Sift the material for lines containing "ylabel", and return them.

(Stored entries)
☆ ☆ ☆
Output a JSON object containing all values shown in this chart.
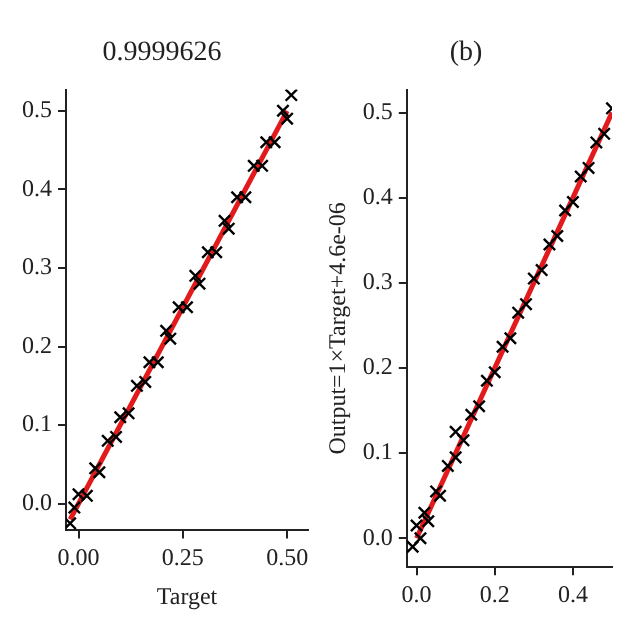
{
  "chart_data": [
    {
      "type": "scatter",
      "title": "0.9999626",
      "xlabel": "Target",
      "xlim": [
        -0.03,
        0.55
      ],
      "xticks": [
        {
          "value": 0,
          "label": "0.00"
        },
        {
          "value": 0.25,
          "label": "0.25"
        },
        {
          "value": 0.5,
          "label": "0.50"
        }
      ],
      "ylim": [
        -0.034,
        0.527
      ],
      "yticks": [
        {
          "value": 0,
          "label": "0.0"
        },
        {
          "value": 0.1,
          "label": "0.1"
        },
        {
          "value": 0.2,
          "label": "0.2"
        },
        {
          "value": 0.3,
          "label": "0.3"
        },
        {
          "value": 0.4,
          "label": "0.4"
        },
        {
          "value": 0.5,
          "label": "0.5"
        }
      ],
      "grid": false,
      "series": [
        {
          "color": "#000000",
          "marker": "cross",
          "x": [
            -0.02,
            -0.01,
            0.0,
            0.02,
            0.04,
            0.05,
            0.07,
            0.09,
            0.1,
            0.12,
            0.14,
            0.16,
            0.17,
            0.19,
            0.21,
            0.22,
            0.24,
            0.26,
            0.28,
            0.29,
            0.31,
            0.33,
            0.35,
            0.36,
            0.38,
            0.4,
            0.42,
            0.44,
            0.45,
            0.47,
            0.49,
            0.5,
            0.51
          ],
          "values": [
            -0.025,
            -0.005,
            0.012,
            0.01,
            0.045,
            0.04,
            0.08,
            0.085,
            0.11,
            0.115,
            0.15,
            0.155,
            0.18,
            0.18,
            0.22,
            0.21,
            0.25,
            0.25,
            0.29,
            0.28,
            0.32,
            0.32,
            0.36,
            0.35,
            0.39,
            0.39,
            0.43,
            0.43,
            0.46,
            0.46,
            0.5,
            0.49,
            0.52
          ]
        },
        {
          "type": "line",
          "color": "#e31a1c",
          "marker": "none",
          "x": [
            -0.02,
            0.5
          ],
          "values": [
            -0.02,
            0.5
          ]
        }
      ]
    },
    {
      "type": "scatter",
      "title": "(b)",
      "ylabel": "Output=1×Target+4.6e-06",
      "xlim": [
        -0.025,
        0.5
      ],
      "xticks": [
        {
          "value": 0,
          "label": "0.0"
        },
        {
          "value": 0.2,
          "label": "0.2"
        },
        {
          "value": 0.4,
          "label": "0.4"
        }
      ],
      "ylim": [
        -0.034,
        0.527
      ],
      "yticks": [
        {
          "value": 0,
          "label": "0.0"
        },
        {
          "value": 0.1,
          "label": "0.1"
        },
        {
          "value": 0.2,
          "label": "0.2"
        },
        {
          "value": 0.3,
          "label": "0.3"
        },
        {
          "value": 0.4,
          "label": "0.4"
        },
        {
          "value": 0.5,
          "label": "0.5"
        }
      ],
      "grid": false,
      "series": [
        {
          "color": "#000000",
          "marker": "cross",
          "x": [
            -0.01,
            0.0,
            0.01,
            0.02,
            0.03,
            0.05,
            0.06,
            0.08,
            0.1,
            0.1,
            0.12,
            0.14,
            0.16,
            0.18,
            0.2,
            0.22,
            0.24,
            0.26,
            0.28,
            0.3,
            0.32,
            0.34,
            0.36,
            0.38,
            0.4,
            0.42,
            0.44,
            0.46,
            0.48,
            0.5
          ],
          "values": [
            -0.01,
            0.015,
            0.0,
            0.03,
            0.02,
            0.055,
            0.05,
            0.085,
            0.095,
            0.125,
            0.115,
            0.145,
            0.155,
            0.185,
            0.195,
            0.225,
            0.235,
            0.265,
            0.275,
            0.305,
            0.315,
            0.345,
            0.355,
            0.385,
            0.395,
            0.425,
            0.435,
            0.465,
            0.475,
            0.505
          ]
        },
        {
          "type": "line",
          "color": "#e31a1c",
          "marker": "none",
          "x": [
            0.0,
            0.5
          ],
          "values": [
            0.0,
            0.5
          ]
        }
      ]
    }
  ]
}
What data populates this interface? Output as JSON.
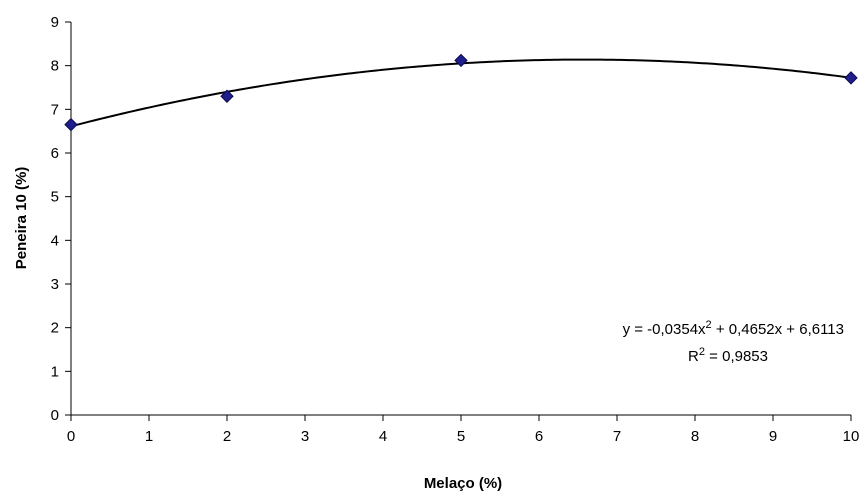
{
  "chart_data": {
    "type": "scatter",
    "xlabel": "Melaço (%)",
    "ylabel": "Peneira 10 (%)",
    "xlim": [
      0,
      10
    ],
    "ylim": [
      0,
      9
    ],
    "x_ticks": [
      "0",
      "1",
      "2",
      "3",
      "4",
      "5",
      "6",
      "7",
      "8",
      "9",
      "10"
    ],
    "y_ticks": [
      "0",
      "1",
      "2",
      "3",
      "4",
      "5",
      "6",
      "7",
      "8",
      "9"
    ],
    "grid": false,
    "legend": "none",
    "series": [
      {
        "x": [
          0,
          2,
          5,
          10
        ],
        "y": [
          6.65,
          7.3,
          8.12,
          7.72
        ],
        "marker": "diamond",
        "color": "#1f1f8c"
      }
    ],
    "trendline": {
      "type": "polynomial",
      "order": 2,
      "coefficients": {
        "a": -0.0354,
        "b": 0.4652,
        "c": 6.6113
      },
      "color": "#000000"
    },
    "annotation": {
      "equation_prefix": "y = -0,0354x",
      "equation_exp": "2",
      "equation_suffix": " + 0,4652x + 6,6113",
      "r2_prefix": "R",
      "r2_exp": "2",
      "r2_suffix": " = 0,9853"
    }
  }
}
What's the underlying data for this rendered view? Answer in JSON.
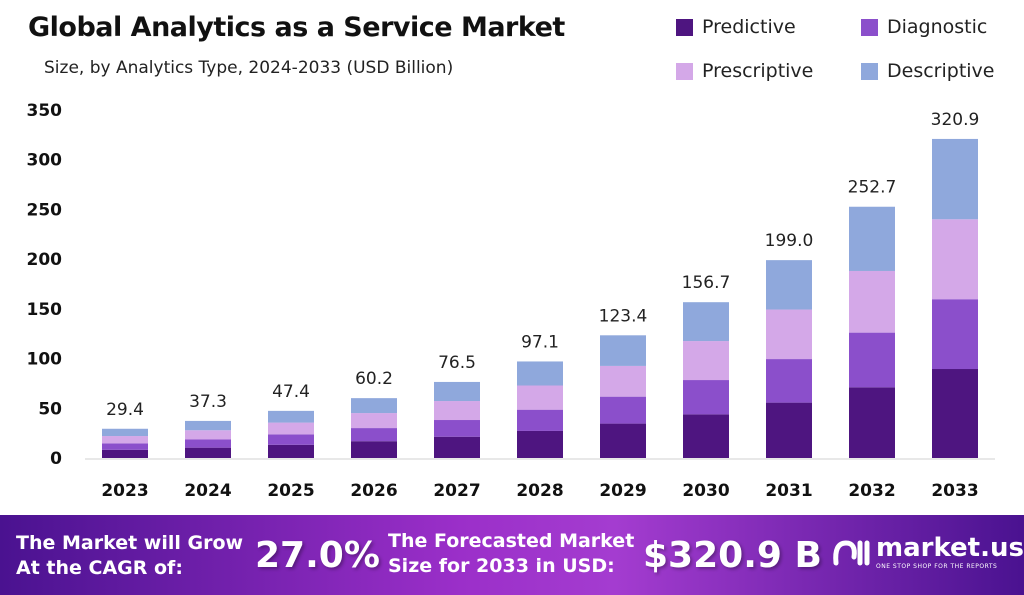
{
  "chart_data": {
    "type": "bar",
    "stacked": true,
    "title": "Global Analytics as a Service Market",
    "subtitle": "Size, by Analytics Type, 2024-2033 (USD Billion)",
    "categories": [
      "2023",
      "2024",
      "2025",
      "2026",
      "2027",
      "2028",
      "2029",
      "2030",
      "2031",
      "2032",
      "2033"
    ],
    "series": [
      {
        "name": "Predictive",
        "color": "#4e1580",
        "values": [
          8.2,
          10.4,
          13.3,
          16.9,
          21.4,
          27.2,
          34.6,
          43.9,
          55.7,
          71.1,
          89.5
        ]
      },
      {
        "name": "Diagnostic",
        "color": "#8b4fcb",
        "values": [
          6.5,
          8.2,
          10.4,
          13.2,
          16.8,
          21.4,
          27.1,
          34.5,
          43.8,
          55.0,
          70.2
        ]
      },
      {
        "name": "Prescriptive",
        "color": "#d4a8e8",
        "values": [
          7.4,
          9.3,
          11.9,
          15.1,
          19.1,
          24.3,
          30.9,
          39.2,
          49.8,
          62.0,
          80.4
        ]
      },
      {
        "name": "Descriptive",
        "color": "#8fa8dc",
        "values": [
          7.3,
          9.4,
          11.8,
          15.0,
          19.2,
          24.2,
          30.8,
          39.1,
          49.7,
          64.6,
          80.8
        ]
      }
    ],
    "totals": [
      "29.4",
      "37.3",
      "47.4",
      "60.2",
      "76.5",
      "97.1",
      "123.4",
      "156.7",
      "199.0",
      "252.7",
      "320.9"
    ],
    "yticks": [
      0,
      50,
      100,
      150,
      200,
      250,
      300,
      350
    ],
    "ylim": [
      0,
      350
    ],
    "grid": false,
    "legend": "top-right"
  },
  "banner": {
    "cagr_label_1": "The Market will Grow",
    "cagr_label_2": "At the CAGR of:",
    "cagr_value": "27.0%",
    "forecast_label_1": "The Forecasted Market",
    "forecast_label_2": "Size for 2033 in USD:",
    "forecast_value": "$320.9 B",
    "logo_name": "market.us",
    "logo_tagline": "ONE STOP SHOP FOR THE REPORTS"
  }
}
☆ ☆ ☆
--- COMPLETED TASK ---
      "ylabel": "Output=1×Target+4.6e-06",
    "ylabel": "Peneira 10 (%)",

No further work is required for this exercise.